Requirements: The entries below should be quoted exactly, with no pictures carried over.

-- begin Material to process --

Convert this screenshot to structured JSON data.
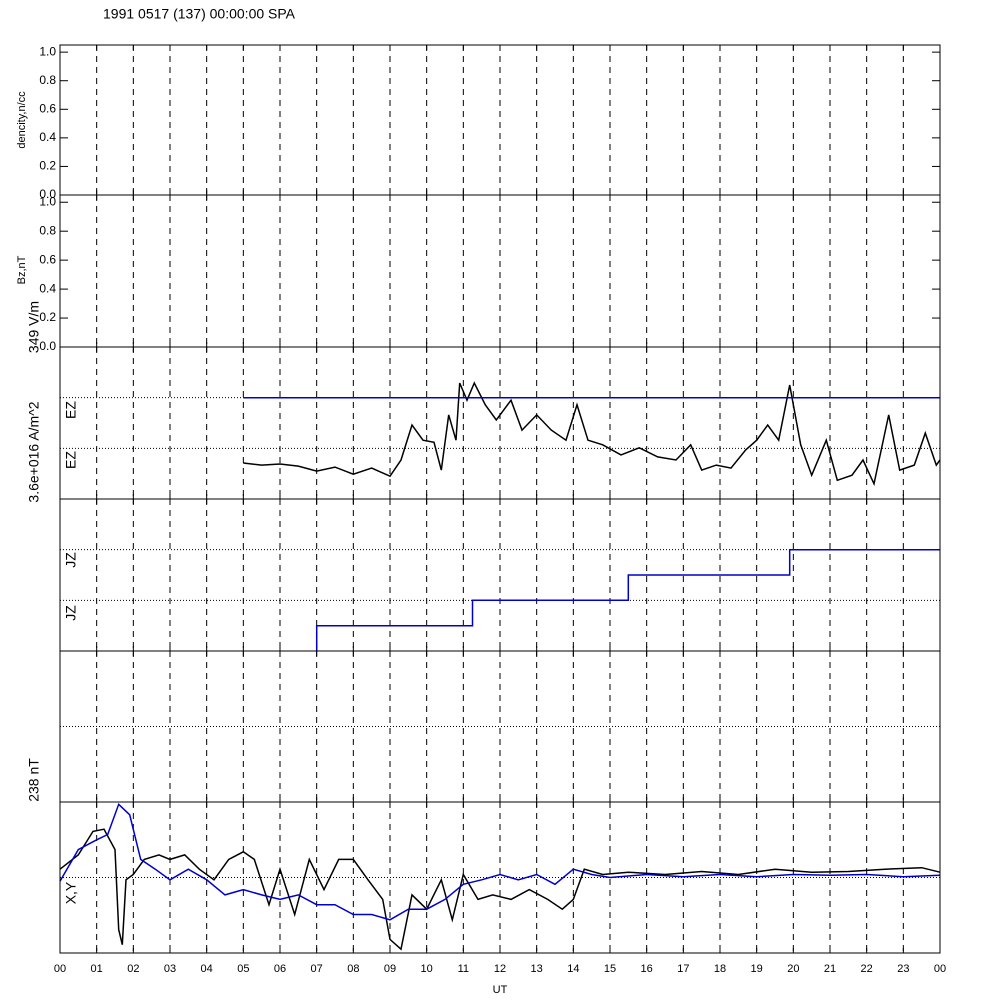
{
  "chart_data": [
    {
      "type": "line",
      "title": "1991 0517 (137) 00:00:00 SPA",
      "ylabel": "dencity,n/cc",
      "ylim": [
        0,
        1.05
      ],
      "yticks": [
        {
          "value": 0,
          "label": "0.0"
        },
        {
          "value": 0.2,
          "label": "0.2"
        },
        {
          "value": 0.4,
          "label": "0.4"
        },
        {
          "value": 0.6,
          "label": "0.6"
        },
        {
          "value": 0.8,
          "label": "0.8"
        },
        {
          "value": 1,
          "label": "1.0"
        }
      ],
      "series": []
    },
    {
      "type": "line",
      "ylabel": "Bz,nT",
      "ylim": [
        0,
        1.05
      ],
      "yticks": [
        {
          "value": 0,
          "label": "0.0"
        },
        {
          "value": 0.2,
          "label": "0.2"
        },
        {
          "value": 0.4,
          "label": "0.4"
        },
        {
          "value": 0.6,
          "label": "0.6"
        },
        {
          "value": 0.8,
          "label": "0.8"
        },
        {
          "value": 1,
          "label": "1.0"
        }
      ],
      "series": []
    },
    {
      "type": "line",
      "scale_label": "349 V/m",
      "labels": [
        "EZ",
        "EZ"
      ],
      "ylim": [
        0,
        3
      ],
      "ref_lines": [
        1,
        2
      ],
      "series": [
        {
          "color": "#000000",
          "x": [
            5,
            5.5,
            6,
            6.5,
            7,
            7.5,
            8,
            8.5,
            9,
            9.3,
            9.6,
            9.9,
            10.2,
            10.4,
            10.6,
            10.8,
            10.9,
            11.1,
            11.3,
            11.6,
            11.9,
            12.3,
            12.6,
            13,
            13.4,
            13.8,
            14.1,
            14.4,
            14.8,
            15.3,
            15.8,
            16.3,
            16.8,
            17.2,
            17.5,
            17.9,
            18.3,
            18.7,
            19,
            19.3,
            19.6,
            19.9,
            20.2,
            20.5,
            20.9,
            21.2,
            21.6,
            21.9,
            22.2,
            22.6,
            22.9,
            23.3,
            23.6,
            23.9,
            24
          ],
          "values": [
            0.71,
            0.67,
            0.69,
            0.65,
            0.55,
            0.63,
            0.49,
            0.61,
            0.45,
            0.77,
            1.46,
            1.16,
            1.12,
            0.57,
            1.66,
            1.16,
            2.29,
            1.95,
            2.29,
            1.86,
            1.56,
            1.95,
            1.36,
            1.66,
            1.36,
            1.16,
            1.86,
            1.16,
            1.07,
            0.87,
            1.01,
            0.83,
            0.77,
            1.07,
            0.57,
            0.67,
            0.61,
            0.97,
            1.16,
            1.46,
            1.16,
            2.25,
            1.07,
            0.47,
            1.16,
            0.37,
            0.47,
            0.77,
            0.3,
            1.66,
            0.57,
            0.67,
            1.3,
            0.67,
            0.77
          ]
        },
        {
          "color": "#0000cc",
          "x": [
            5,
            24
          ],
          "values": [
            2,
            2
          ]
        }
      ]
    },
    {
      "type": "line",
      "scale_label": "3.6e+016 A/m^2",
      "labels": [
        "JZ",
        "JZ"
      ],
      "ylim": [
        0,
        3
      ],
      "ref_lines": [
        1,
        2
      ],
      "series": [
        {
          "color": "#0000cc",
          "x": [
            7,
            7,
            11.25,
            11.25,
            15.5,
            15.5,
            19.9,
            19.9,
            24
          ],
          "values": [
            0,
            0.5,
            0.5,
            1,
            1,
            1.5,
            1.5,
            2,
            2
          ]
        }
      ]
    },
    {
      "type": "line",
      "ylim": [
        0,
        2
      ],
      "ref_lines": [
        1
      ],
      "series": []
    },
    {
      "type": "line",
      "scale_label": "238 nT",
      "labels": [
        "X,Y"
      ],
      "ylim": [
        -1,
        1
      ],
      "ref_lines": [
        0
      ],
      "xlabel": "UT",
      "xlim": [
        0,
        24
      ],
      "xticks": [
        {
          "value": 0,
          "label": "00"
        },
        {
          "value": 1,
          "label": "01"
        },
        {
          "value": 2,
          "label": "02"
        },
        {
          "value": 3,
          "label": "03"
        },
        {
          "value": 4,
          "label": "04"
        },
        {
          "value": 5,
          "label": "05"
        },
        {
          "value": 6,
          "label": "06"
        },
        {
          "value": 7,
          "label": "07"
        },
        {
          "value": 8,
          "label": "08"
        },
        {
          "value": 9,
          "label": "09"
        },
        10,
        11,
        12,
        13,
        14,
        15,
        16,
        17,
        18,
        19,
        20,
        21,
        22,
        23,
        {
          "value": 24,
          "label": "00"
        }
      ],
      "series": [
        {
          "color": "#000000",
          "x": [
            0,
            0.5,
            0.9,
            1.2,
            1.5,
            1.6,
            1.7,
            1.8,
            2,
            2.3,
            2.7,
            3,
            3.4,
            3.8,
            4.2,
            4.6,
            5,
            5.3,
            5.7,
            6,
            6.4,
            6.8,
            7.2,
            7.6,
            8,
            8.4,
            8.8,
            9,
            9.3,
            9.6,
            10,
            10.4,
            10.7,
            11,
            11.4,
            11.8,
            12.3,
            12.8,
            13.3,
            13.7,
            14,
            14.3,
            14.8,
            15.5,
            16.5,
            17.5,
            18.5,
            19.5,
            20.5,
            21.5,
            22.5,
            23.5,
            24
          ],
          "values": [
            0.11,
            0.3,
            0.61,
            0.64,
            0.37,
            -0.69,
            -0.89,
            -0.03,
            0.04,
            0.24,
            0.3,
            0.24,
            0.3,
            0.11,
            -0.03,
            0.24,
            0.34,
            0.24,
            -0.36,
            0.11,
            -0.49,
            0.24,
            -0.16,
            0.24,
            0.24,
            -0.03,
            -0.29,
            -0.82,
            -0.95,
            -0.23,
            -0.42,
            -0.03,
            -0.56,
            0.04,
            -0.29,
            -0.23,
            -0.29,
            -0.16,
            -0.29,
            -0.42,
            -0.29,
            0.11,
            0.04,
            0.07,
            0.04,
            0.08,
            0.04,
            0.11,
            0.07,
            0.08,
            0.11,
            0.13,
            0.07
          ]
        },
        {
          "color": "#0000cc",
          "x": [
            0,
            0.5,
            1,
            1.3,
            1.6,
            1.9,
            2.2,
            2.6,
            3,
            3.5,
            4,
            4.5,
            5,
            5.5,
            6,
            6.5,
            7,
            7.5,
            8,
            8.5,
            9,
            9.5,
            10,
            10.5,
            11,
            11.5,
            12,
            12.5,
            13,
            13.5,
            14,
            14.5,
            15,
            16,
            17,
            18,
            19,
            20,
            21,
            22,
            23,
            24
          ],
          "values": [
            -0.05,
            0.37,
            0.5,
            0.57,
            0.97,
            0.83,
            0.24,
            0.11,
            -0.03,
            0.11,
            -0.03,
            -0.23,
            -0.16,
            -0.23,
            -0.29,
            -0.23,
            -0.36,
            -0.36,
            -0.49,
            -0.49,
            -0.56,
            -0.42,
            -0.42,
            -0.29,
            -0.09,
            -0.03,
            0.04,
            -0.03,
            0.04,
            -0.09,
            0.11,
            0.04,
            0,
            0.04,
            0.01,
            0.04,
            0.01,
            0.04,
            0.03,
            0.04,
            0.01,
            0.03
          ]
        }
      ]
    }
  ]
}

-- end Material to process --

Expected answer:
Convert this screenshot to structured JSON data.
{
  "chart_data": [
    {
      "type": "line",
      "title": "1991 0517 (137) 00:00:00 SPA",
      "ylabel": "dencity,n/cc",
      "ylim": [
        0,
        1.05
      ],
      "yticks": [
        {
          "value": 0,
          "label": "0.0"
        },
        {
          "value": 0.2,
          "label": "0.2"
        },
        {
          "value": 0.4,
          "label": "0.4"
        },
        {
          "value": 0.6,
          "label": "0.6"
        },
        {
          "value": 0.8,
          "label": "0.8"
        },
        {
          "value": 1,
          "label": "1.0"
        }
      ],
      "series": []
    },
    {
      "type": "line",
      "ylabel": "Bz,nT",
      "ylim": [
        0,
        1.05
      ],
      "yticks": [
        {
          "value": 0,
          "label": "0.0"
        },
        {
          "value": 0.2,
          "label": "0.2"
        },
        {
          "value": 0.4,
          "label": "0.4"
        },
        {
          "value": 0.6,
          "label": "0.6"
        },
        {
          "value": 0.8,
          "label": "0.8"
        },
        {
          "value": 1,
          "label": "1.0"
        }
      ],
      "series": []
    },
    {
      "type": "line",
      "scale_label": "349 V/m",
      "labels": [
        "EZ",
        "EZ"
      ],
      "ylim": [
        0,
        3
      ],
      "ref_lines": [
        1,
        2
      ],
      "series": [
        {
          "color": "#000000",
          "x": [
            5,
            5.5,
            6,
            6.5,
            7,
            7.5,
            8,
            8.5,
            9,
            9.3,
            9.6,
            9.9,
            10.2,
            10.4,
            10.6,
            10.8,
            10.9,
            11.1,
            11.3,
            11.6,
            11.9,
            12.3,
            12.6,
            13,
            13.4,
            13.8,
            14.1,
            14.4,
            14.8,
            15.3,
            15.8,
            16.3,
            16.8,
            17.2,
            17.5,
            17.9,
            18.3,
            18.7,
            19,
            19.3,
            19.6,
            19.9,
            20.2,
            20.5,
            20.9,
            21.2,
            21.6,
            21.9,
            22.2,
            22.6,
            22.9,
            23.3,
            23.6,
            23.9,
            24
          ],
          "values": [
            0.71,
            0.67,
            0.69,
            0.65,
            0.55,
            0.63,
            0.49,
            0.61,
            0.45,
            0.77,
            1.46,
            1.16,
            1.12,
            0.57,
            1.66,
            1.16,
            2.29,
            1.95,
            2.29,
            1.86,
            1.56,
            1.95,
            1.36,
            1.66,
            1.36,
            1.16,
            1.86,
            1.16,
            1.07,
            0.87,
            1.01,
            0.83,
            0.77,
            1.07,
            0.57,
            0.67,
            0.61,
            0.97,
            1.16,
            1.46,
            1.16,
            2.25,
            1.07,
            0.47,
            1.16,
            0.37,
            0.47,
            0.77,
            0.3,
            1.66,
            0.57,
            0.67,
            1.3,
            0.67,
            0.77
          ]
        },
        {
          "color": "#0000cc",
          "x": [
            5,
            24
          ],
          "values": [
            2,
            2
          ]
        }
      ]
    },
    {
      "type": "line",
      "scale_label": "3.6e+016 A/m^2",
      "labels": [
        "JZ",
        "JZ"
      ],
      "ylim": [
        0,
        3
      ],
      "ref_lines": [
        1,
        2
      ],
      "series": [
        {
          "color": "#0000cc",
          "x": [
            7,
            7,
            11.25,
            11.25,
            15.5,
            15.5,
            19.9,
            19.9,
            24
          ],
          "values": [
            0,
            0.5,
            0.5,
            1,
            1,
            1.5,
            1.5,
            2,
            2
          ]
        }
      ]
    },
    {
      "type": "line",
      "ylim": [
        0,
        2
      ],
      "ref_lines": [
        1
      ],
      "series": []
    },
    {
      "type": "line",
      "scale_label": "238 nT",
      "labels": [
        "X,Y"
      ],
      "ylim": [
        -1,
        1
      ],
      "ref_lines": [
        0
      ],
      "xlabel": "UT",
      "xlim": [
        0,
        24
      ],
      "xticks": [
        {
          "value": 0,
          "label": "00"
        },
        {
          "value": 1,
          "label": "01"
        },
        {
          "value": 2,
          "label": "02"
        },
        {
          "value": 3,
          "label": "03"
        },
        {
          "value": 4,
          "label": "04"
        },
        {
          "value": 5,
          "label": "05"
        },
        {
          "value": 6,
          "label": "06"
        },
        {
          "value": 7,
          "label": "07"
        },
        {
          "value": 8,
          "label": "08"
        },
        {
          "value": 9,
          "label": "09"
        },
        10,
        11,
        12,
        13,
        14,
        15,
        16,
        17,
        18,
        19,
        20,
        21,
        22,
        23,
        {
          "value": 24,
          "label": "00"
        }
      ],
      "series": [
        {
          "color": "#000000",
          "x": [
            0,
            0.5,
            0.9,
            1.2,
            1.5,
            1.6,
            1.7,
            1.8,
            2,
            2.3,
            2.7,
            3,
            3.4,
            3.8,
            4.2,
            4.6,
            5,
            5.3,
            5.7,
            6,
            6.4,
            6.8,
            7.2,
            7.6,
            8,
            8.4,
            8.8,
            9,
            9.3,
            9.6,
            10,
            10.4,
            10.7,
            11,
            11.4,
            11.8,
            12.3,
            12.8,
            13.3,
            13.7,
            14,
            14.3,
            14.8,
            15.5,
            16.5,
            17.5,
            18.5,
            19.5,
            20.5,
            21.5,
            22.5,
            23.5,
            24
          ],
          "values": [
            0.11,
            0.3,
            0.61,
            0.64,
            0.37,
            -0.69,
            -0.89,
            -0.03,
            0.04,
            0.24,
            0.3,
            0.24,
            0.3,
            0.11,
            -0.03,
            0.24,
            0.34,
            0.24,
            -0.36,
            0.11,
            -0.49,
            0.24,
            -0.16,
            0.24,
            0.24,
            -0.03,
            -0.29,
            -0.82,
            -0.95,
            -0.23,
            -0.42,
            -0.03,
            -0.56,
            0.04,
            -0.29,
            -0.23,
            -0.29,
            -0.16,
            -0.29,
            -0.42,
            -0.29,
            0.11,
            0.04,
            0.07,
            0.04,
            0.08,
            0.04,
            0.11,
            0.07,
            0.08,
            0.11,
            0.13,
            0.07
          ]
        },
        {
          "color": "#0000cc",
          "x": [
            0,
            0.5,
            1,
            1.3,
            1.6,
            1.9,
            2.2,
            2.6,
            3,
            3.5,
            4,
            4.5,
            5,
            5.5,
            6,
            6.5,
            7,
            7.5,
            8,
            8.5,
            9,
            9.5,
            10,
            10.5,
            11,
            11.5,
            12,
            12.5,
            13,
            13.5,
            14,
            14.5,
            15,
            16,
            17,
            18,
            19,
            20,
            21,
            22,
            23,
            24
          ],
          "values": [
            -0.05,
            0.37,
            0.5,
            0.57,
            0.97,
            0.83,
            0.24,
            0.11,
            -0.03,
            0.11,
            -0.03,
            -0.23,
            -0.16,
            -0.23,
            -0.29,
            -0.23,
            -0.36,
            -0.36,
            -0.49,
            -0.49,
            -0.56,
            -0.42,
            -0.42,
            -0.29,
            -0.09,
            -0.03,
            0.04,
            -0.03,
            0.04,
            -0.09,
            0.11,
            0.04,
            0,
            0.04,
            0.01,
            0.04,
            0.01,
            0.04,
            0.03,
            0.04,
            0.01,
            0.03
          ]
        }
      ]
    }
  ]
}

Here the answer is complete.